▸ **Set exercise**:
Locate all lines in the data below that hold "公众才是真正的践行者" and show them.

▸ **Listed records**:
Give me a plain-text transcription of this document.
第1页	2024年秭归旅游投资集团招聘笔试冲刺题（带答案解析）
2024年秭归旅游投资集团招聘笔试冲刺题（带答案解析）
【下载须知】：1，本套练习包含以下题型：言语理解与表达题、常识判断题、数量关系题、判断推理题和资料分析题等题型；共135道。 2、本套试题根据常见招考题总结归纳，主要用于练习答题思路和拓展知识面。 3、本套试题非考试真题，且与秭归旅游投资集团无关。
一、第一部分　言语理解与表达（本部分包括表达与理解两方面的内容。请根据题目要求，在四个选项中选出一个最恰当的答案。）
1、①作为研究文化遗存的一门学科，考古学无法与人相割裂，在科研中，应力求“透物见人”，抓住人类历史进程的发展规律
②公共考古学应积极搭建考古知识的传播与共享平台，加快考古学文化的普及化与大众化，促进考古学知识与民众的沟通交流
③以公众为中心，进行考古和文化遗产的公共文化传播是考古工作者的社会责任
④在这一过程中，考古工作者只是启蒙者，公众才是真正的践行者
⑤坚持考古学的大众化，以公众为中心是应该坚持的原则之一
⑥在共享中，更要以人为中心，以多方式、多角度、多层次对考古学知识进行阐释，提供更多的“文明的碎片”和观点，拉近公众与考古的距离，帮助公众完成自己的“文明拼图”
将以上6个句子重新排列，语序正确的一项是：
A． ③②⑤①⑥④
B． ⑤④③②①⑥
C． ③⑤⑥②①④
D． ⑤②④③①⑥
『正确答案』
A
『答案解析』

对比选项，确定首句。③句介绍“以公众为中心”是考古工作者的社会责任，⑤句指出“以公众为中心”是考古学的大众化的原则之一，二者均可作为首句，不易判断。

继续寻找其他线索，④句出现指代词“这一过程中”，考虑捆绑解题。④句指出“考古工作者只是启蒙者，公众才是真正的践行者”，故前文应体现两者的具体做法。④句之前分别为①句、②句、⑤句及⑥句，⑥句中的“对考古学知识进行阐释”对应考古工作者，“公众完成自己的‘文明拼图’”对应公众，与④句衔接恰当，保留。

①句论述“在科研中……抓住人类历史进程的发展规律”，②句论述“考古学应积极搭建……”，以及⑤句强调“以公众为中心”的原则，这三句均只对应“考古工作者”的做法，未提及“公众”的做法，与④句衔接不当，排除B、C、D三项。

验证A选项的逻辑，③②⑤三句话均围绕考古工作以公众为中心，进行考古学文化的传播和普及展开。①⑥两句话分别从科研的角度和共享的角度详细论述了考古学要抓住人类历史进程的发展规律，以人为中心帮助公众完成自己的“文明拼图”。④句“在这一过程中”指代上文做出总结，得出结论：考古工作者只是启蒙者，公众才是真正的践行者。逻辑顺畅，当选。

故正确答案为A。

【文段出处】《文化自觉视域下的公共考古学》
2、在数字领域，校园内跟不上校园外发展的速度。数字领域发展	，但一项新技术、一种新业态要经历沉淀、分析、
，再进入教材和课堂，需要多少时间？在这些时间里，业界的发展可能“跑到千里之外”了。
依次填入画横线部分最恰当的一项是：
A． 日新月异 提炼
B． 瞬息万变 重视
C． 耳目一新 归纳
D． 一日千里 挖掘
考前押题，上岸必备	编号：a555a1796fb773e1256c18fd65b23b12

---

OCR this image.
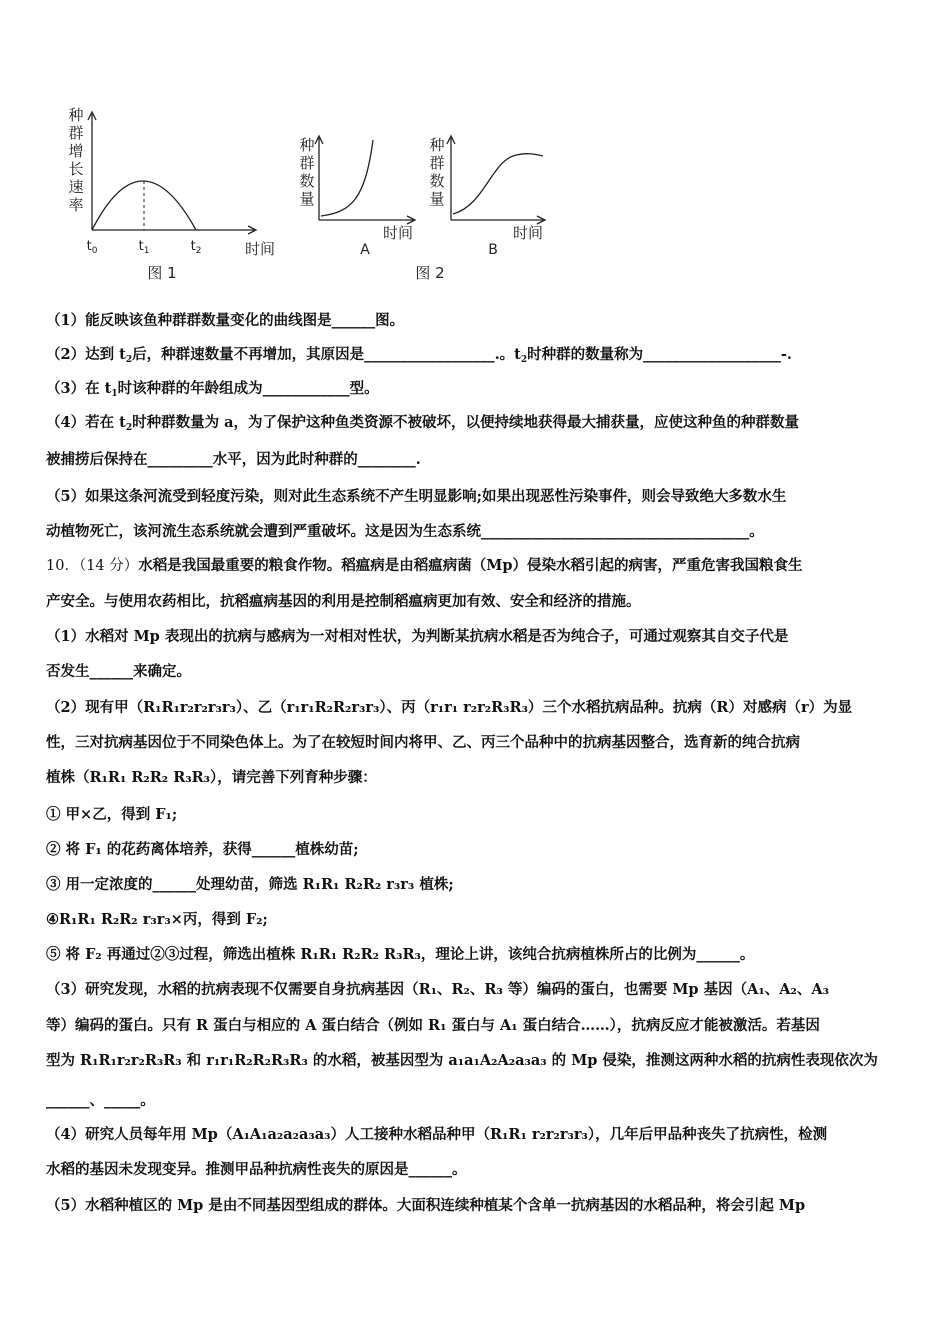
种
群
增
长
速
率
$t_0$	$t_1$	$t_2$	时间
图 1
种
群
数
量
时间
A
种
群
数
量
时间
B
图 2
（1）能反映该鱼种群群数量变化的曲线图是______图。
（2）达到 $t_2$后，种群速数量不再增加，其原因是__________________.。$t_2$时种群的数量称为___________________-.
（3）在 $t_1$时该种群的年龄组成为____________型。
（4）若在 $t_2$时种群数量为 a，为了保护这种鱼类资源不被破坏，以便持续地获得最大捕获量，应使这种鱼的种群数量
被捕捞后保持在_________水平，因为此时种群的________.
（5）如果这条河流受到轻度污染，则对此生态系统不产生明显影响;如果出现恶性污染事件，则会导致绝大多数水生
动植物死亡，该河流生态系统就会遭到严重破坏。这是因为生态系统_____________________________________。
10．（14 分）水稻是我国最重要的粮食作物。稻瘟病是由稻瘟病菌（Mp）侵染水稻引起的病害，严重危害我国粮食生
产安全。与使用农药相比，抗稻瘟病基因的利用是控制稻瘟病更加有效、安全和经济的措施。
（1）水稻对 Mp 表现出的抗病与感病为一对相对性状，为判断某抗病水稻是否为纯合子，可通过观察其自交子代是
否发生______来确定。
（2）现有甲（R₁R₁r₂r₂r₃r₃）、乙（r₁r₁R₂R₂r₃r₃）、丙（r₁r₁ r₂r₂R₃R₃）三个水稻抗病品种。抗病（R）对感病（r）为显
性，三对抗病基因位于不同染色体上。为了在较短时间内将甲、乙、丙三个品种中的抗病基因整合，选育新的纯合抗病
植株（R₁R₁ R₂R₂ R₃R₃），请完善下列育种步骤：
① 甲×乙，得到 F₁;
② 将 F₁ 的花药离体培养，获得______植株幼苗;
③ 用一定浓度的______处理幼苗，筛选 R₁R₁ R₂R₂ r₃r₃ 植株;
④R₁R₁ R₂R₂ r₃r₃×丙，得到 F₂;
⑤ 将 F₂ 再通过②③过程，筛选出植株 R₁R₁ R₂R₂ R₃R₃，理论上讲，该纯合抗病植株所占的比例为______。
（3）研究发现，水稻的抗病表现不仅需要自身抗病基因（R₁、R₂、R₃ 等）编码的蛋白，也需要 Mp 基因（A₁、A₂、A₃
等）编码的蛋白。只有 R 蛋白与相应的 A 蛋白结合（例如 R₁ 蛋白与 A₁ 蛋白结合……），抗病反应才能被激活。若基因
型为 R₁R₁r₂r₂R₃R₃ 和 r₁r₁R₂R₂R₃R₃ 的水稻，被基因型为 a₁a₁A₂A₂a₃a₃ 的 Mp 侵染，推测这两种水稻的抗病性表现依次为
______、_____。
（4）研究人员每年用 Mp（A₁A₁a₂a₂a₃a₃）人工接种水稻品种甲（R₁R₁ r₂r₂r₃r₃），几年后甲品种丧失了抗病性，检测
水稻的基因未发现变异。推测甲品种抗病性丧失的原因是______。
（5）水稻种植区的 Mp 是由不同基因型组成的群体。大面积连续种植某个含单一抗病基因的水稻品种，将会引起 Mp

▸ **Response to the task**:
④在这一过程中，考古工作者只是启蒙者，公众才是真正的践行者
继续寻找其他线索，④句出现指代词“这一过程中”，考虑捆绑解题。④句指出“考古工作者只是启蒙者，公众才是真正的践行者”，故前文应体现两者的具体做法。④句之前分别为①句、②句、⑤句及⑥句，⑥句中的“对考古学知识进行阐释”对应考古工作者，“公众完成自己的‘文明拼图’”对应公众，与④句衔接恰当，保留。
验证A选项的逻辑，③②⑤三句话均围绕考古工作以公众为中心，进行考古学文化的传播和普及展开。①⑥两句话分别从科研的角度和共享的角度详细论述了考古学要抓住人类历史进程的发展规律，以人为中心帮助公众完成自己的“文明拼图”。④句“在这一过程中”指代上文做出总结，得出结论：考古工作者只是启蒙者，公众才是真正的践行者。逻辑顺畅，当选。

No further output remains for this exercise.